### WORK REQUIRED
Find each line with the string "lleva" and copy it.
----- RECORDS FOR THIS EXERCISE
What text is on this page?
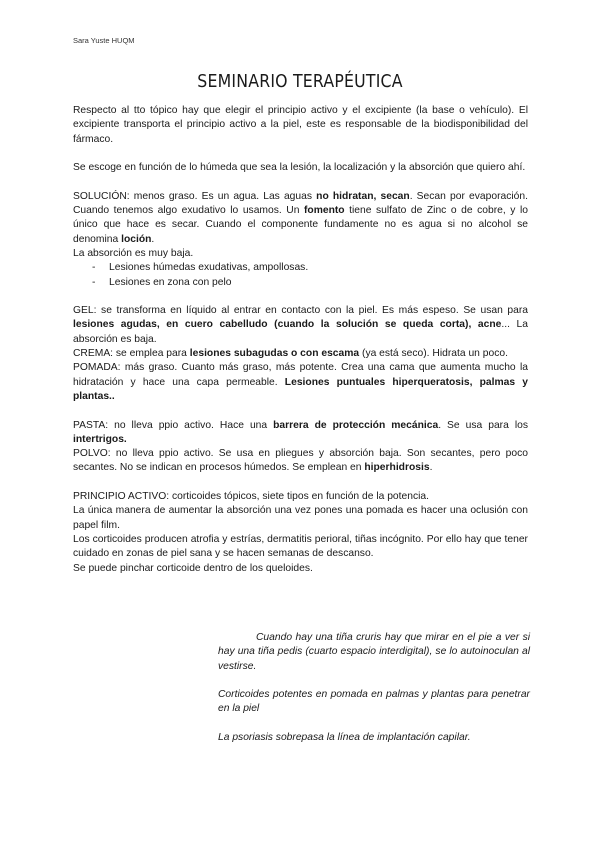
Sara Yuste HUQM
SEMINARIO TERAPÉUTICA

Respecto al tto tópico hay que elegir el principio activo y el excipiente (la base o vehículo). El excipiente transporta el principio activo a la piel, este es responsable de la biodisponibilidad del fármaco.

Se escoge en función de lo húmeda que sea la lesión, la localización y la absorción que quiero ahí.

SOLUCIÓN: menos graso. Es un agua. Las aguas no hidratan, secan. Secan por evaporación. Cuando tenemos algo exudativo lo usamos. Un fomento tiene sulfato de Zinc o de cobre, y lo único que hace es secar. Cuando el componente fundamente no es agua si no alcohol se denomina loción.

La absorción es muy baja.

- Lesiones húmedas exudativas, ampollosas.
- Lesiones en zona con pelo

GEL: se transforma en líquido al entrar en contacto con la piel. Es más espeso. Se usan para lesiones agudas, en cuero cabelludo (cuando la solución se queda corta), acne... La absorción es baja.

CREMA: se emplea para lesiones subagudas o con escama (ya está seco). Hidrata un poco.

POMADA: más graso. Cuanto más graso, más potente. Crea una cama que aumenta mucho la hidratación y hace una capa permeable. Lesiones puntuales hiperqueratosis, palmas y plantas..

PASTA: no lleva ppio activo. Hace una barrera de protección mecánica. Se usa para los intertrigos.

POLVO: no lleva ppio activo. Se usa en pliegues y absorción baja. Son secantes, pero poco secantes. No se indican en procesos húmedos. Se emplean en hiperhidrosis.

PRINCIPIO ACTIVO: corticoides tópicos, siete tipos en función de la potencia.

La única manera de aumentar la absorción una vez pones una pomada es hacer una oclusión con papel film.

Los corticoides producen atrofia y estrías, dermatitis perioral, tiñas incógnito. Por ello hay que tener cuidado en zonas de piel sana y se hacen semanas de descanso.

Se puede pinchar corticoide dentro de los queloides.

Cuando hay una tiña cruris hay que mirar en el pie a ver si hay una tiña pedis (cuarto espacio interdigital), se lo autoinoculan al vestirse.

Corticoides potentes en pomada en palmas y plantas para penetrar en la piel

La psoriasis sobrepasa la línea de implantación capilar.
----------
### RESULT
PASTA: no lleva ppio activo. Hace una barrera de protección mecánica. Se usa para los intertrigos.
POLVO: no lleva ppio activo. Se usa en pliegues y absorción baja. Son secantes, pero poco secantes. No se indican en procesos húmedos. Se emplean en hiperhidrosis.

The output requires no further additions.